WRITTEN INSTRUCTION 1: In the CNN transcript, shorten the paragraph that begins "And you see all the names" and keep its main facts.

EXCERPTED PASSAGE:
BROOKE BALDWIN, CNN HOST: CNN contacted the offices of 64 Republican lawmakers in the House and Senate to see if any were concerned about President Trump's call for China now to investigate his 2020 rival, Joe Biden.
And you see all the names on the screen here. Barely any of them responded. Not one said they're worried. But some of their constituents are and they want to know, where is the line being drawn.
Here is Iowa, Republican Senator Joni Ernst getting confronted on this very issue.
(BEGIN VIDEO CLIP)
UNIDENTIFIED FEMALE: All of our allies, he's pushing aside. He's making fun of them on Twitter --
SEN. JONI ERNST (R-IA): Ma'am --
UNIDENTIFIED FEMALE: And then we end up with, oh, we love people from North Korea or we love Russia. But where -- I understand it's a non- answer answer, I get it, I know what you're saying. But --
ERNST: I can't speak for him. I'll just say that.
UNIDENTIFIED FEMALE: But you can speak for yourself.
ERNST: And I do. I have said this time and time again. North Korea, not our friend. Russia, not our friend. I have made that very, very clear. And the president knows where I stand on those issues. BALDWIN: What about whistleblowers?
ERNST: And I've said that too. Whistleblowers should be protected. I stand with Chuck Grassley on this. We have laws in place. Again, laws need to be enforced.
(END VIDEO CLIP)
BALDWIN: Right. So this is what's happening as these members of Congress on recess.
In a letter to his fellow Republicans in Congress, former Illinois congressman and currently Republican presidential candidate, Joe Walsh, is imploring Republicans to put country over party.
And Joe Walsh is with me now.
Congressman, welcome. Good to have you on.
JOE WALSH (R), PRESIDENTIAL CANDIDATE: Good to be with you, Brooke.
BALDWIN: Your fellow Republicans, why so silent?
WALSH: I'll start here. Silence after what we witnessed yesterday, I mean, a president in front of the world telling foreign governments to interfere in our election, any Republican silent after yesterday, Brooke, it's unconscionable and it's unforgiveable. He is what our founding fathers feared.
Now, why are Republicans silent? They're silent because they're afraid. Brooke, you and I have said it before, these Republicans feel the way about Trump that I do. They're just scared to death to say that publicly.
BALDWIN: I want to come back to precisely that point.
But here is a Republican who came out in the wake of what you mentioned about Trump being like China, if you're listening. This is Mitt Romney.
He tweeted a little bit ago saying, "What Trump did yesterday is appalling and wrong. But from other Republicans crickets.
You have Senator Ron Johnson, of Wisconsin, going so far as telling reporters, quote, "I don't think there's anything improper about it. We have proper agreements with countries to investigate potential crimes. I don't know what may or may not have happened with China and the Bidens, but I think an awful lot of investigations can occur here in America."
To your point about putting country over party, what do you think will need to happen for the Republican Party to do that, to turn on Trump?
WALSH: They've got to lead. And we need to encourage the Mitt Romneys of the world. When Senator Romney came out today and said, this has got to be condemned, you can't stand there and tell China to interfere in your election, when Congressman Will Hurd last night said the same thing, that needs to be encouraged.
Brooke, the toughest thing is for the first one or two or three or four Republicans to stick their necks out because they're going to get hit. It's happened to me. Once you say it, once you say that this guy has no clothes, that he's disloyal, you get pounded mercilessly every day.

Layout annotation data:

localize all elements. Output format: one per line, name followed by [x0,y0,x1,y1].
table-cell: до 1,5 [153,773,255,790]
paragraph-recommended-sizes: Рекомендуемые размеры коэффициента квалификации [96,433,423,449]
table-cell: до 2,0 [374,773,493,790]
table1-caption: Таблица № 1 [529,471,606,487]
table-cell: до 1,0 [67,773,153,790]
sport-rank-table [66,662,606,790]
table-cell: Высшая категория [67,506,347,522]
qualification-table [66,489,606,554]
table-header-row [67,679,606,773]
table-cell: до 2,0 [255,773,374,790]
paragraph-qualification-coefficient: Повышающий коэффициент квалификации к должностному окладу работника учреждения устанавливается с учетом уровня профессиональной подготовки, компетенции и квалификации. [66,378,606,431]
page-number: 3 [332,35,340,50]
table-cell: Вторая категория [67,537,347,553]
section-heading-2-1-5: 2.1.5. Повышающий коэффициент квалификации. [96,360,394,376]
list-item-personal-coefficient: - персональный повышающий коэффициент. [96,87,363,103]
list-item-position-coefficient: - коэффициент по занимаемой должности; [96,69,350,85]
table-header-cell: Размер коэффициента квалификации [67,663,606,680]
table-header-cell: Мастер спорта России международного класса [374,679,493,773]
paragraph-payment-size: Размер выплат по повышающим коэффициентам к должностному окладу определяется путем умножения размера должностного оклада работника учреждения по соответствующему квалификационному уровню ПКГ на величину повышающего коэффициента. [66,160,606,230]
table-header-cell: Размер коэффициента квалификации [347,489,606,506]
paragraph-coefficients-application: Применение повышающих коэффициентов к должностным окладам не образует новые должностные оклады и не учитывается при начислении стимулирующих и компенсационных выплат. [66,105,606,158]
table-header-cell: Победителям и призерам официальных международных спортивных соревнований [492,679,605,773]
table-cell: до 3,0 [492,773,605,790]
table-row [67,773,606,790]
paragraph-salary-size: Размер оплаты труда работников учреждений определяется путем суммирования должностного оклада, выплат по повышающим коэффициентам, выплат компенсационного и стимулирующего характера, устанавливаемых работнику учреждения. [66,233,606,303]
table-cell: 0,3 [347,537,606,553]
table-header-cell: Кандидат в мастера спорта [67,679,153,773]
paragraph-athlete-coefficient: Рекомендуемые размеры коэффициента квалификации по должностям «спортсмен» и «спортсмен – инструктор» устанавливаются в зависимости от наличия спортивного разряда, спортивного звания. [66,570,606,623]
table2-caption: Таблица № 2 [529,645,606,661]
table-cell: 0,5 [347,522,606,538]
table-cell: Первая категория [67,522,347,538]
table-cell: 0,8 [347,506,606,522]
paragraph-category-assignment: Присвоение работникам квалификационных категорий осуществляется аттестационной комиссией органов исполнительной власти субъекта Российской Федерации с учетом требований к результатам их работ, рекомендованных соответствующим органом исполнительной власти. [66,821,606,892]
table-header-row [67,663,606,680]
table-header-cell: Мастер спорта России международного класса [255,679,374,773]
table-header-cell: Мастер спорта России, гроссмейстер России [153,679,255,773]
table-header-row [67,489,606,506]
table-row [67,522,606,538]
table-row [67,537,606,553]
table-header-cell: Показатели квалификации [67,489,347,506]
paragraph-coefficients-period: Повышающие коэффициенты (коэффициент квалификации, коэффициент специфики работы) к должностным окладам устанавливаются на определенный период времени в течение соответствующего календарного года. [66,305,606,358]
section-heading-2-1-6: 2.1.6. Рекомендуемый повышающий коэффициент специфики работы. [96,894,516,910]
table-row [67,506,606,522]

WRITTEN INSTRUCTION 2: Substitute "table-entry" for every "table-cell" in the rows, beginning with the first row and stopping after the one that contains "list-item-position-coefficient: - коэффициент". Return only those rows.

WORKED ANSWER 1: Hardly any of the lawmakers whose names appear on screen responded, and none said they were worried. Some of their constituents are, though, and want to know where the line is being drawn.

WORKED ANSWER 2:
localize all elements. Output format: one per line, name followed by [x0,y0,x1,y1].
table-entry: до 1,5 [153,773,255,790]
paragraph-recommended-sizes: Рекомендуемые размеры коэффициента квалификации [96,433,423,449]
table-entry: до 2,0 [374,773,493,790]
table1-caption: Таблица № 1 [529,471,606,487]
table-entry: до 1,0 [67,773,153,790]
sport-rank-table [66,662,606,790]
table-entry: Высшая категория [67,506,347,522]
qualification-table [66,489,606,554]
table-header-row [67,679,606,773]
table-entry: до 2,0 [255,773,374,790]
paragraph-qualification-coefficient: Повышающий коэффициент квалификации к должностному окладу работника учреждения устанавливается с учетом уровня профессиональной подготовки, компетенции и квалификации. [66,378,606,431]
page-number: 3 [332,35,340,50]
table-entry: Вторая категория [67,537,347,553]
section-heading-2-1-5: 2.1.5. Повышающий коэффициент квалификации. [96,360,394,376]
list-item-personal-coefficient: - персональный повышающий коэффициент. [96,87,363,103]
list-item-position-coefficient: - коэффициент по занимаемой должности; [96,69,350,85]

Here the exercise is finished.